▸ **WRITTEN EXERCISE**:
Among the entries below, find how many lines carry the word "Brazil" and state only that figure.

━━ THE INPUT

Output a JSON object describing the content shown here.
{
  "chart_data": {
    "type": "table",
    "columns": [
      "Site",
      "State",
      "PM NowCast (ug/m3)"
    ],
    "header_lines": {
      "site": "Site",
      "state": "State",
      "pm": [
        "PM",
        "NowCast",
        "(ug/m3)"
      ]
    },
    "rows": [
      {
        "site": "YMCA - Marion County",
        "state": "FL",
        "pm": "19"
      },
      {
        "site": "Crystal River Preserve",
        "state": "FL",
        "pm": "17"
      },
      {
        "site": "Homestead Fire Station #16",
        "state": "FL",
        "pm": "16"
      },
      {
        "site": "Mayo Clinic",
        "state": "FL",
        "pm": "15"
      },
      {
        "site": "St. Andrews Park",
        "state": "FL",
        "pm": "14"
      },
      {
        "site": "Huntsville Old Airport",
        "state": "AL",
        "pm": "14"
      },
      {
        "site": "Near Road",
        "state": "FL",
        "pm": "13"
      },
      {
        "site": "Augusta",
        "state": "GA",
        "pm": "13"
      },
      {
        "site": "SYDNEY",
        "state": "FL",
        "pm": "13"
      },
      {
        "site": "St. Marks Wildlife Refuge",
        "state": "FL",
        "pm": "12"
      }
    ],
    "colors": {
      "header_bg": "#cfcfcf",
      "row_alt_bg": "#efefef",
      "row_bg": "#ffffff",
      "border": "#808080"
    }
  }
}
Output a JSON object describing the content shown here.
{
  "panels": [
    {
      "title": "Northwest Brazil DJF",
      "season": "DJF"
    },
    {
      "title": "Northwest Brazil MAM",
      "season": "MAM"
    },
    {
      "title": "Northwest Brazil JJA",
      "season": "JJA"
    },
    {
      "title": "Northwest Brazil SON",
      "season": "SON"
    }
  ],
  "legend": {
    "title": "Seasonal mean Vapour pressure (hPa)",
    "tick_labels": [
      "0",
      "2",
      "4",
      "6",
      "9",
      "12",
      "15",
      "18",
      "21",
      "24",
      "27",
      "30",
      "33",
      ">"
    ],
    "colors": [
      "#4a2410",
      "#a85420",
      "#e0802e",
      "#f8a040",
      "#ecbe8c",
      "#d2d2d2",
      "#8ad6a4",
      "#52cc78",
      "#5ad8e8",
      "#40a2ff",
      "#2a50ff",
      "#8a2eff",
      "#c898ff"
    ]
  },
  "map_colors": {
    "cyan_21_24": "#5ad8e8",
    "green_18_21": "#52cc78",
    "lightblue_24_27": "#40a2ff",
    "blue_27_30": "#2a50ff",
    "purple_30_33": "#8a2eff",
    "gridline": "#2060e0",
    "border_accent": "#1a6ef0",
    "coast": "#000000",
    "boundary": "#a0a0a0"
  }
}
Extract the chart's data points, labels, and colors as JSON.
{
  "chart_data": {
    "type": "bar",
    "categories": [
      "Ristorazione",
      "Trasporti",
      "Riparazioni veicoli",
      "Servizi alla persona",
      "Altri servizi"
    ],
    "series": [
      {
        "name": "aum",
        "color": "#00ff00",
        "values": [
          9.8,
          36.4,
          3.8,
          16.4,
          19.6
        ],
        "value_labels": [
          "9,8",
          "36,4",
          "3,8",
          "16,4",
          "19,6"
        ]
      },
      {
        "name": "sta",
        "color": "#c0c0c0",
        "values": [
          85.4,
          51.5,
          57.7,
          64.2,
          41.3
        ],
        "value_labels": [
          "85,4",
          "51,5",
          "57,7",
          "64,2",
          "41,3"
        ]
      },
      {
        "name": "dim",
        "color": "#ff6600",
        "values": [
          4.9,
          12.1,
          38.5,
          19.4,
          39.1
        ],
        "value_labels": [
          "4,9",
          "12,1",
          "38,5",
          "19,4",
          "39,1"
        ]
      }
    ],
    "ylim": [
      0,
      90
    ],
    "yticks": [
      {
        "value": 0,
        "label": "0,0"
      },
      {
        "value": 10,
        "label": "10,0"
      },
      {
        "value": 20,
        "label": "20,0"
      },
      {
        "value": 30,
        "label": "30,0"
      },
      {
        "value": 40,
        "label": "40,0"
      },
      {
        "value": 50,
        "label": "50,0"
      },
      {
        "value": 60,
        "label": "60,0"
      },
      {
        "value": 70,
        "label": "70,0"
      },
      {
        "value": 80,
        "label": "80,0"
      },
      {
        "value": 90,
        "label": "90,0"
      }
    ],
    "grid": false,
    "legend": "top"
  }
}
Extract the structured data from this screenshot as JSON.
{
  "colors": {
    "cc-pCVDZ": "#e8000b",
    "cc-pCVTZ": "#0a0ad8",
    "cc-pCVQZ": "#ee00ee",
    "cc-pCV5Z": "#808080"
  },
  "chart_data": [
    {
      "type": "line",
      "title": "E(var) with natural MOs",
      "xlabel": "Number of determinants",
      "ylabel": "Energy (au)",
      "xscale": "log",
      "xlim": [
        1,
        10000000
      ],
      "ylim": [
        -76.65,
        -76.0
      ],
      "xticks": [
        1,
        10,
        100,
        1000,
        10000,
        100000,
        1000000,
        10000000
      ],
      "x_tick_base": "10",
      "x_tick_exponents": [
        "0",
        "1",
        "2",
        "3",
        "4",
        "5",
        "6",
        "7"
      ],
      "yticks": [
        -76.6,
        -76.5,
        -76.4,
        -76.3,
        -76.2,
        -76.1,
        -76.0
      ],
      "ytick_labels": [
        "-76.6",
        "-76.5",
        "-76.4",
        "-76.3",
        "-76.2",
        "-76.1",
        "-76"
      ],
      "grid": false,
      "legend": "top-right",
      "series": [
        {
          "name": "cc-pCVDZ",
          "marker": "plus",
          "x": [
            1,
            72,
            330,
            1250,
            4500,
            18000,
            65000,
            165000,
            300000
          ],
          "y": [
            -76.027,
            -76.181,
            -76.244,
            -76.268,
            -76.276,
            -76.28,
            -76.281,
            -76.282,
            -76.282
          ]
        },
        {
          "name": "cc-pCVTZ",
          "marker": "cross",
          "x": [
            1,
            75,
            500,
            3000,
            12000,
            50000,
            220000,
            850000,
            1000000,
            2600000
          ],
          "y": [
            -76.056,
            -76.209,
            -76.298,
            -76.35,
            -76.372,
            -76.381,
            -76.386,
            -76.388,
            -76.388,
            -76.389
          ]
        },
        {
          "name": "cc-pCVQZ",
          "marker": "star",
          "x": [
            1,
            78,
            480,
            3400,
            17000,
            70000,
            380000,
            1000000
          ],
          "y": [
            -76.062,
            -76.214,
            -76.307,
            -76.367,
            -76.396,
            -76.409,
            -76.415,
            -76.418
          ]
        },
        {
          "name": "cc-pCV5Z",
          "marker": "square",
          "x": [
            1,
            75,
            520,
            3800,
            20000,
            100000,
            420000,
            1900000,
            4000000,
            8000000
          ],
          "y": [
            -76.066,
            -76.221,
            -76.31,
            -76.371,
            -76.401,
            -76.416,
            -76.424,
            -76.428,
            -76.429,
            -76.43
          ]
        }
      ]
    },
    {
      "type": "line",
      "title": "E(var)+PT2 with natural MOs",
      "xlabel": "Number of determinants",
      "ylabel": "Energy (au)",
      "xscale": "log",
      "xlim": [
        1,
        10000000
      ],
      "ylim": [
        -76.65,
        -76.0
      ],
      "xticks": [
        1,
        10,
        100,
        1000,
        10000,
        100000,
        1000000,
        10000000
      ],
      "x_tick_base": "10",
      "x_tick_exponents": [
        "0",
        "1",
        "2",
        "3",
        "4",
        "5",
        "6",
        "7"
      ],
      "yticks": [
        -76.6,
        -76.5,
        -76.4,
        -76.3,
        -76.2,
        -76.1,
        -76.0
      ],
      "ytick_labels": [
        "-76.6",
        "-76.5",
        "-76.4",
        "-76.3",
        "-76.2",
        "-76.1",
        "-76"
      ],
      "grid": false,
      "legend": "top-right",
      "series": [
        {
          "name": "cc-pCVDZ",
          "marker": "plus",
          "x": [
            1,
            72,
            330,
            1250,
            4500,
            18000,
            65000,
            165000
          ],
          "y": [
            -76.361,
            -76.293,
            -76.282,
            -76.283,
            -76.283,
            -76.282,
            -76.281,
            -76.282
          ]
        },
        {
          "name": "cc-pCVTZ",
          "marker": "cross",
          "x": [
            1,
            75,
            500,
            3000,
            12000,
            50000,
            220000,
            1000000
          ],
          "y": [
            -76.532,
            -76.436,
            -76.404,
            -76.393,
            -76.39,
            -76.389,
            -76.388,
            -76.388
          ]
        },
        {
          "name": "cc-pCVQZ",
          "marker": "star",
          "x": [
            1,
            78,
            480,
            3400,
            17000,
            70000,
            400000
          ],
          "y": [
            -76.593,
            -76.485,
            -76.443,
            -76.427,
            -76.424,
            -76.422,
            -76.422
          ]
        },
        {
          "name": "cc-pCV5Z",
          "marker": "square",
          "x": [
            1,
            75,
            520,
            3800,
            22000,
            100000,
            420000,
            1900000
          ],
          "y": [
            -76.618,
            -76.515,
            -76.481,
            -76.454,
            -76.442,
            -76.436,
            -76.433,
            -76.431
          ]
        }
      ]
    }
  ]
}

━━━━

▸ **TASK OUTPUT**:
4